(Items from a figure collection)
## Begin
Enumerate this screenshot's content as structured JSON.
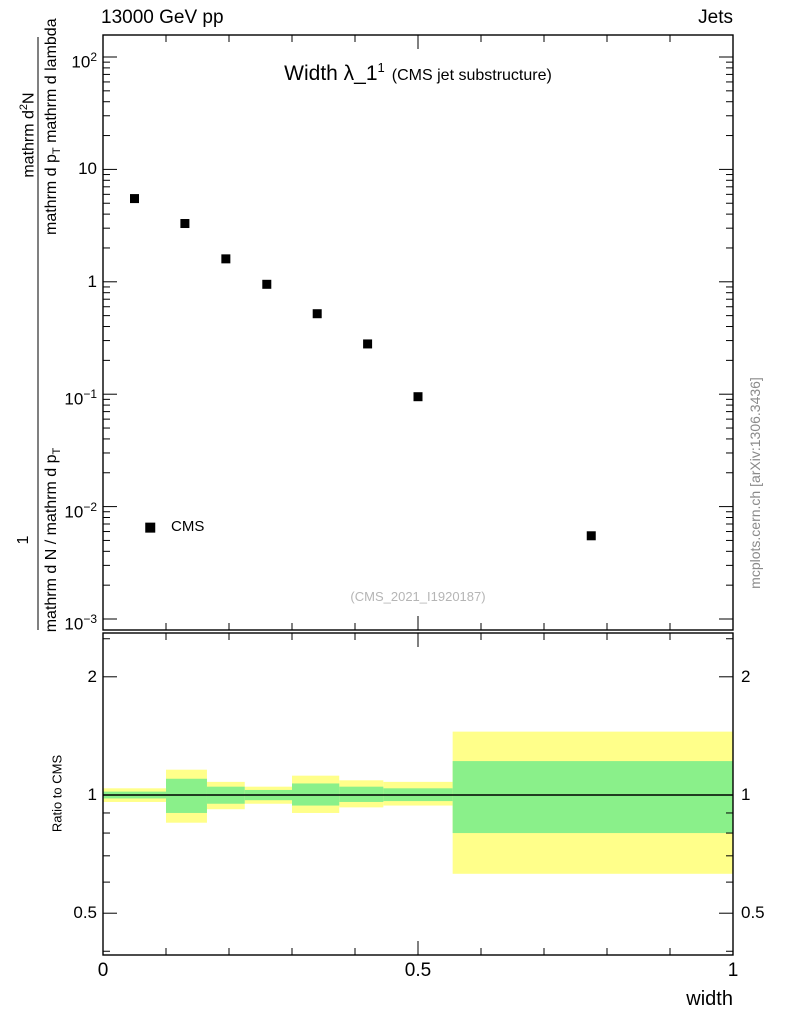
{
  "header": {
    "left": "13000 GeV pp",
    "right": "Jets"
  },
  "title": {
    "main": "Width λ_1",
    "sup": "1",
    "paren": "(CMS jet substructure)"
  },
  "legend": {
    "label": "CMS"
  },
  "watermark": "(CMS_2021_I1920187)",
  "side_note": "mcplots.cern.ch [arXiv:1306.3436]",
  "colors": {
    "band_outer": "#ffff8a",
    "band_inner": "#8af08a",
    "marker": "#000000",
    "frame": "#000000",
    "watermark": "#b5b5b5",
    "side_note": "#8a8a8a"
  },
  "axes": {
    "x": {
      "label": "width",
      "range": [
        0,
        1
      ],
      "major_ticks": [
        {
          "v": 0,
          "label": "0"
        },
        {
          "v": 0.5,
          "label": "0.5"
        },
        {
          "v": 1,
          "label": "1"
        }
      ],
      "minor_step": 0.1
    },
    "y_main": {
      "scale": "log",
      "range": [
        0.0008,
        160
      ],
      "tick_labels": [
        {
          "v": 100,
          "base": "10",
          "exp": "2"
        },
        {
          "v": 10,
          "base": "10",
          "exp": ""
        },
        {
          "v": 1,
          "base": "1",
          "exp": ""
        },
        {
          "v": 0.1,
          "base": "10",
          "exp": "−1"
        },
        {
          "v": 0.01,
          "base": "10",
          "exp": "−2"
        },
        {
          "v": 0.001,
          "base": "10",
          "exp": "−3"
        }
      ],
      "label": {
        "num_top": [
          {
            "t": "mathrm d"
          },
          {
            "t": "2"
          },
          {
            "t": "N"
          }
        ],
        "den_top": [
          {
            "t": "mathrm d p"
          },
          {
            "t": "T"
          },
          {
            "t": " mathrm d lambda"
          }
        ],
        "num_bottom": "1",
        "den_bottom": [
          {
            "t": "mathrm d N / mathrm d p"
          },
          {
            "t": "T"
          }
        ]
      }
    },
    "y_ratio": {
      "scale": "log",
      "label": "Ratio to CMS",
      "range": [
        0.39,
        2.6
      ],
      "tick_labels": [
        {
          "v": 2,
          "label": "2"
        },
        {
          "v": 1,
          "label": "1"
        },
        {
          "v": 0.5,
          "label": "0.5"
        }
      ],
      "minor_ticks": [
        2.5,
        0.9,
        0.8,
        0.7,
        0.6,
        0.4
      ]
    }
  },
  "chart_data": {
    "type": "scatter",
    "title": "Width λ_1^1 (CMS jet substructure)",
    "xlabel": "width",
    "xlim": [
      0,
      1
    ],
    "main_panel": {
      "yscale": "log",
      "ylim": [
        0.0008,
        160
      ],
      "series": [
        {
          "name": "CMS",
          "marker": "black-filled-square",
          "points": [
            {
              "x": 0.05,
              "y": 5.5
            },
            {
              "x": 0.13,
              "y": 3.3
            },
            {
              "x": 0.195,
              "y": 1.6
            },
            {
              "x": 0.26,
              "y": 0.95
            },
            {
              "x": 0.34,
              "y": 0.52
            },
            {
              "x": 0.42,
              "y": 0.28
            },
            {
              "x": 0.5,
              "y": 0.095
            },
            {
              "x": 0.775,
              "y": 0.0055
            }
          ]
        }
      ],
      "legend_marker": {
        "x": 0.075,
        "y": 0.0065
      }
    },
    "ratio_panel": {
      "yscale": "log",
      "ylim": [
        0.39,
        2.6
      ],
      "reference_line": 1,
      "bands": [
        {
          "x0": 0.0,
          "x1": 0.1,
          "outer_lo": 0.96,
          "outer_hi": 1.04,
          "inner_lo": 0.98,
          "inner_hi": 1.02
        },
        {
          "x0": 0.1,
          "x1": 0.165,
          "outer_lo": 0.85,
          "outer_hi": 1.16,
          "inner_lo": 0.9,
          "inner_hi": 1.1
        },
        {
          "x0": 0.165,
          "x1": 0.225,
          "outer_lo": 0.92,
          "outer_hi": 1.08,
          "inner_lo": 0.95,
          "inner_hi": 1.05
        },
        {
          "x0": 0.225,
          "x1": 0.3,
          "outer_lo": 0.95,
          "outer_hi": 1.05,
          "inner_lo": 0.97,
          "inner_hi": 1.03
        },
        {
          "x0": 0.3,
          "x1": 0.375,
          "outer_lo": 0.9,
          "outer_hi": 1.12,
          "inner_lo": 0.94,
          "inner_hi": 1.07
        },
        {
          "x0": 0.375,
          "x1": 0.445,
          "outer_lo": 0.93,
          "outer_hi": 1.09,
          "inner_lo": 0.96,
          "inner_hi": 1.05
        },
        {
          "x0": 0.445,
          "x1": 0.555,
          "outer_lo": 0.94,
          "outer_hi": 1.08,
          "inner_lo": 0.965,
          "inner_hi": 1.04
        },
        {
          "x0": 0.555,
          "x1": 1.0,
          "outer_lo": 0.63,
          "outer_hi": 1.45,
          "inner_lo": 0.8,
          "inner_hi": 1.22
        }
      ]
    }
  }
}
## End
Locate all lines holding the word "substructure", then copy them out.

§ **FINAL RESULT**:
    "paren": "(CMS jet substructure)"
    "title": "Width λ_1^1 (CMS jet substructure)",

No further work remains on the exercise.